• **Your goal**:
Find the string "ylabel" in the records. Copy every line it appears in.

• **Data section**:
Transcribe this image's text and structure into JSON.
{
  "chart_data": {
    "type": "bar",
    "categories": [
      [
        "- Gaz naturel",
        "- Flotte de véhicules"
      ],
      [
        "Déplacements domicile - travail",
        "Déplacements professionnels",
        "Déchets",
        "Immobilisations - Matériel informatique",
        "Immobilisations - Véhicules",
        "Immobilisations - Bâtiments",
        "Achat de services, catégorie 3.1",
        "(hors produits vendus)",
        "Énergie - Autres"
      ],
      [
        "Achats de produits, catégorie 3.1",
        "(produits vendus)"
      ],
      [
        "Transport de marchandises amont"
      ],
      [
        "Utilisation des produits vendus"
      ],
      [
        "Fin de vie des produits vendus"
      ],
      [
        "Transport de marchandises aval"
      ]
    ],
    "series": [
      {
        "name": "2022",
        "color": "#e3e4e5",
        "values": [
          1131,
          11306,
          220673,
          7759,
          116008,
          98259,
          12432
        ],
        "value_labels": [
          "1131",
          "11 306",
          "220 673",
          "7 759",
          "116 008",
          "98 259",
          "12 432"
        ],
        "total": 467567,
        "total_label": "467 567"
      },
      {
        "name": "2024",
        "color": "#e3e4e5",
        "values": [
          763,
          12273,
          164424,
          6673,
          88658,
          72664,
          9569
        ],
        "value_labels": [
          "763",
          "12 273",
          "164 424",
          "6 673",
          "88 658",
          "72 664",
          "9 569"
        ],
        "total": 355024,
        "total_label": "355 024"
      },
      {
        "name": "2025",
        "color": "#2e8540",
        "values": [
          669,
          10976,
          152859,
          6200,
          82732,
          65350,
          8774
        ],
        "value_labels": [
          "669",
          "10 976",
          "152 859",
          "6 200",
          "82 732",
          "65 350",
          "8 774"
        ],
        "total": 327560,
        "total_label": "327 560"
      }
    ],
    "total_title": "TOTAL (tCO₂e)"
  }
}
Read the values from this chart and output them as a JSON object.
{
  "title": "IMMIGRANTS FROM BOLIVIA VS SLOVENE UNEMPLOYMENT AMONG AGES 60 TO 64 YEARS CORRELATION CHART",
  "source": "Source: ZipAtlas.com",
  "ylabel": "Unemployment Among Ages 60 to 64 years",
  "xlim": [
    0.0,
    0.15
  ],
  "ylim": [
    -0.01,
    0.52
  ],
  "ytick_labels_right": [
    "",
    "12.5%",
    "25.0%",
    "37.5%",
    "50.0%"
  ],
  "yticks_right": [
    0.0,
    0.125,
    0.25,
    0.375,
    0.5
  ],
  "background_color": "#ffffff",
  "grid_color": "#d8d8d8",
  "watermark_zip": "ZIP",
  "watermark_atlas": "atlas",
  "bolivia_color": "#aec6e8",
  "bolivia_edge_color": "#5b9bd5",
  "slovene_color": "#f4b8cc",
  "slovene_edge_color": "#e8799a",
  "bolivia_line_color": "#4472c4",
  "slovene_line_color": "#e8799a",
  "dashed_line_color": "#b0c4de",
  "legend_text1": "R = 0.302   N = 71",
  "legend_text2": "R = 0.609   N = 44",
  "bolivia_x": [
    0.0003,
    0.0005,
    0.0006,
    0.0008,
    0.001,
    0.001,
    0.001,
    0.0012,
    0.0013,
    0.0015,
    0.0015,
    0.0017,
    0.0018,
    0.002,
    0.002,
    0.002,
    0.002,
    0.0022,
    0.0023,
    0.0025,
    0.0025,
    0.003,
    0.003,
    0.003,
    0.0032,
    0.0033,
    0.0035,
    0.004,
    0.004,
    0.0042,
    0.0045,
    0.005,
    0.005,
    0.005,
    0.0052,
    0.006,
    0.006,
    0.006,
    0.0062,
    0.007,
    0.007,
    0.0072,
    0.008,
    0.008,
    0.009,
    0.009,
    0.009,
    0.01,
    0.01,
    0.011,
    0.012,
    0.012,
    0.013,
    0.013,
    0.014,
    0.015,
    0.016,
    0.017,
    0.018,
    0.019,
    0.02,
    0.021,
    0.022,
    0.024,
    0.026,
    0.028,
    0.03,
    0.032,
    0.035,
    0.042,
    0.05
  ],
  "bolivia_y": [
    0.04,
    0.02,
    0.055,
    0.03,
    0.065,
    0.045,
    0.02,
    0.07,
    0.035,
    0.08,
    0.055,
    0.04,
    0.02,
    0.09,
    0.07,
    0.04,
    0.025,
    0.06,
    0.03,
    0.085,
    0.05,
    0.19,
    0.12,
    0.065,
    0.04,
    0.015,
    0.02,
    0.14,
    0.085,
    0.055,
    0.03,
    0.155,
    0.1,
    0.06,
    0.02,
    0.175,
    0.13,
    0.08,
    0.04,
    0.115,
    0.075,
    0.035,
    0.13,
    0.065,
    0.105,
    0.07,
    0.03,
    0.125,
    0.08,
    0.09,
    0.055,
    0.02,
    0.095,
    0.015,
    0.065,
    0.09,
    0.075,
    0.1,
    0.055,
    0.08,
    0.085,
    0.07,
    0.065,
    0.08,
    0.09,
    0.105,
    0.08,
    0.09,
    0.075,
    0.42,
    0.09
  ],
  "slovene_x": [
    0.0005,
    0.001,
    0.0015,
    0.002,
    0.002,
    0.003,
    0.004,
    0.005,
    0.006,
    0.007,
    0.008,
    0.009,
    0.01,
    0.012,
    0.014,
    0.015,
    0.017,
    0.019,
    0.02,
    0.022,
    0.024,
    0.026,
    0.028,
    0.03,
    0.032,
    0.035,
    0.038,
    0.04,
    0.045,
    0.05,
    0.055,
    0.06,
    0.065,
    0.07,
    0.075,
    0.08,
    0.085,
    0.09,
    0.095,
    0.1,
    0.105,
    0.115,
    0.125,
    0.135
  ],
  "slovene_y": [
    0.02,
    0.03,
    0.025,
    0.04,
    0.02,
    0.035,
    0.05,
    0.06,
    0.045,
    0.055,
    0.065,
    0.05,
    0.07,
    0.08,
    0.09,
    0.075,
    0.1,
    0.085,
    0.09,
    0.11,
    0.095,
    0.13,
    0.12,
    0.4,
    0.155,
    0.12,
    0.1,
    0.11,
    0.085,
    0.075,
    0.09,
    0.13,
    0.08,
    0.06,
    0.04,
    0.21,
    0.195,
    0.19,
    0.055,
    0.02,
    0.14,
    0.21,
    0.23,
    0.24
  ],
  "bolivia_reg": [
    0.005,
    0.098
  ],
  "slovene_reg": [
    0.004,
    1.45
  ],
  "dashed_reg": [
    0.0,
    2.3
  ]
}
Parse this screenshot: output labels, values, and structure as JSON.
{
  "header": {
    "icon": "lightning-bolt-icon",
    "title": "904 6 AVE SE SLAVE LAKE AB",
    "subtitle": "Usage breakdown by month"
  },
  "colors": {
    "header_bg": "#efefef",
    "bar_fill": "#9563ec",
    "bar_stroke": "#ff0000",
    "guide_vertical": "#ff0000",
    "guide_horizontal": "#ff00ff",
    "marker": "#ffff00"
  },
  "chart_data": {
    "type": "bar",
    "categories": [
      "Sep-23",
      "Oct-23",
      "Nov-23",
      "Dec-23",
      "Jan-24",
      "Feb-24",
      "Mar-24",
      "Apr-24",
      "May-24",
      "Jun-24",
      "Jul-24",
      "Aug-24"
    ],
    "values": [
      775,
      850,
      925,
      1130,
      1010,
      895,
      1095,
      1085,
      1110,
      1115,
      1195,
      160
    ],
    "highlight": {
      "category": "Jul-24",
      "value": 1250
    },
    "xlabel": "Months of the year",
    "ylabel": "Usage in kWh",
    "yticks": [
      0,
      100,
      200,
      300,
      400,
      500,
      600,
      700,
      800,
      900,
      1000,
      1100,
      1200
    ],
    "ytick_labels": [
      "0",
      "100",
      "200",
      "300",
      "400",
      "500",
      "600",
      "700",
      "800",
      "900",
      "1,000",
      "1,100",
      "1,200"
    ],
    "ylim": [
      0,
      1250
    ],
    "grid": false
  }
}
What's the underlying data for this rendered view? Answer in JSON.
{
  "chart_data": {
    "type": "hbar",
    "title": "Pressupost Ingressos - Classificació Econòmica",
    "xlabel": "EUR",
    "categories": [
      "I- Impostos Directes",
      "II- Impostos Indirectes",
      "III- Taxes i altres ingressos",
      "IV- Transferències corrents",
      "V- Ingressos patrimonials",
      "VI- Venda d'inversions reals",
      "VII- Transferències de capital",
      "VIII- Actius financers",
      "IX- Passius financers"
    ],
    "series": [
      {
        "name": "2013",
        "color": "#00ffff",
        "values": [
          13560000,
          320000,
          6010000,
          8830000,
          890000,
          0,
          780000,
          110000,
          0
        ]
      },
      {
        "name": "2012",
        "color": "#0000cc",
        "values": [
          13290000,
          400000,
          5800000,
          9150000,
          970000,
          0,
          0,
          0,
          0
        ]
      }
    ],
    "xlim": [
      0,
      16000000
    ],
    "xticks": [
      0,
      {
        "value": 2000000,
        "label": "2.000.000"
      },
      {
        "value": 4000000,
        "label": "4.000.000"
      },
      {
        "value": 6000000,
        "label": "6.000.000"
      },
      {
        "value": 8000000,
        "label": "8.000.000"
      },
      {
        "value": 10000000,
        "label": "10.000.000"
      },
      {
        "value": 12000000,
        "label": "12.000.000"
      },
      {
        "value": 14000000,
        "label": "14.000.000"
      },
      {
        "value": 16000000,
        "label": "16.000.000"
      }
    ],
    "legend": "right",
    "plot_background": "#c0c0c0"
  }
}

• **Full answer**:
  "ylabel": "Unemployment Among Ages 60 to 64 years",
    "ylabel": "Usage in kWh",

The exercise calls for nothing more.